Après cinq années d'existence, pourquoi Yahoo n'a-t-il pas changé de charte grahique ?
Pourquoi voulez-vous qu'on la change ? Elle ne vous plaît pas ? (rires) Une des clés du succès de Yahoo, c'est la légèreté des pages. Nos utilisateurs demandent que les pages s'affichent vite. Disons qu'il y a des évolutions par touche. Depuis un mois et demi, nous nous attachons à animer davantage la page d'accueil de Yahoo.fr.

Quelle est la répartition de l'audience sur les différentes parties de Yahoo.fr ?
Nous ne communiquons pas précisément sur l'audience de Yahoo.fr. En revanche, à partir du ratio en terme de pages vues, l'audience se répartit ainsi : 40 % média et
e-commerce, 40 % pour la partie communauté (forums, chat, etc.) et 20 % pour le guide Internet.

Vous avez toujours été critique vis-à-vis de l'outil Cybermétrie. Que pensez-vous de la nouvelle version ?

■ **Exercices à réaliser**:
a. Pouvez-vous redonner mot pour mot le passage de l'entretien sur Yahoo.fr allant de « Nous ne communiquons » à « nouvelle version ? » ?
b. Pouvez-vous poursuivre l'entretien sur Yahoo.fr à partir de l'endroit où il s'arrête ?

■ **Documents de référence**:

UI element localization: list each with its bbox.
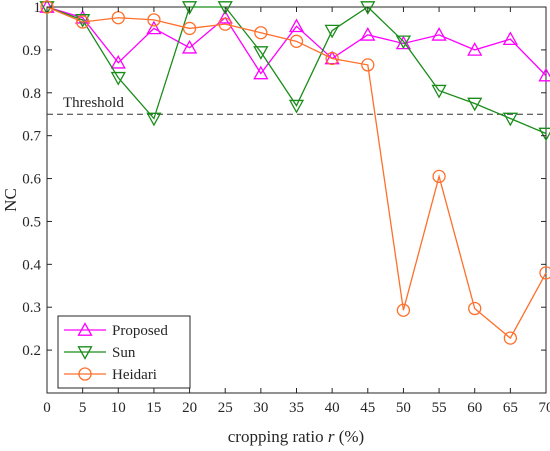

■ **Résultats de l'exercice**:
a.
Nous ne communiquons pas précisément sur l'audience de Yahoo.fr. En revanche, à partir du ratio en terme de pages vues, l'audience se répartit ainsi : 40 % média et
e-commerce, 40 % pour la partie communauté (forums, chat, etc.) et 20 % pour le guide Internet.

Vous avez toujours été critique vis-à-vis de l'outil Cybermétrie. Que pensez-vous de la nouvelle version ?

b.
C'est un outil qui a dû être amélioré techniquement et qui va être utile pour une certaine catégorie de sites qui ont besoin d'avoir un suivi de leurs pages vues. Sa démarche de certification auprès de l'OJD est judicieuse. Mais aujourd'hui, ce qu'un annonceur veut acheter, c'est une pénétration sur le marché, un reach, un nombre de visiteurs uniques avec un temps de répétition et de connexion. Et ces informations-là sont données par les panels.

Où en est le coût pour mille (CPM) chez Yahoo ?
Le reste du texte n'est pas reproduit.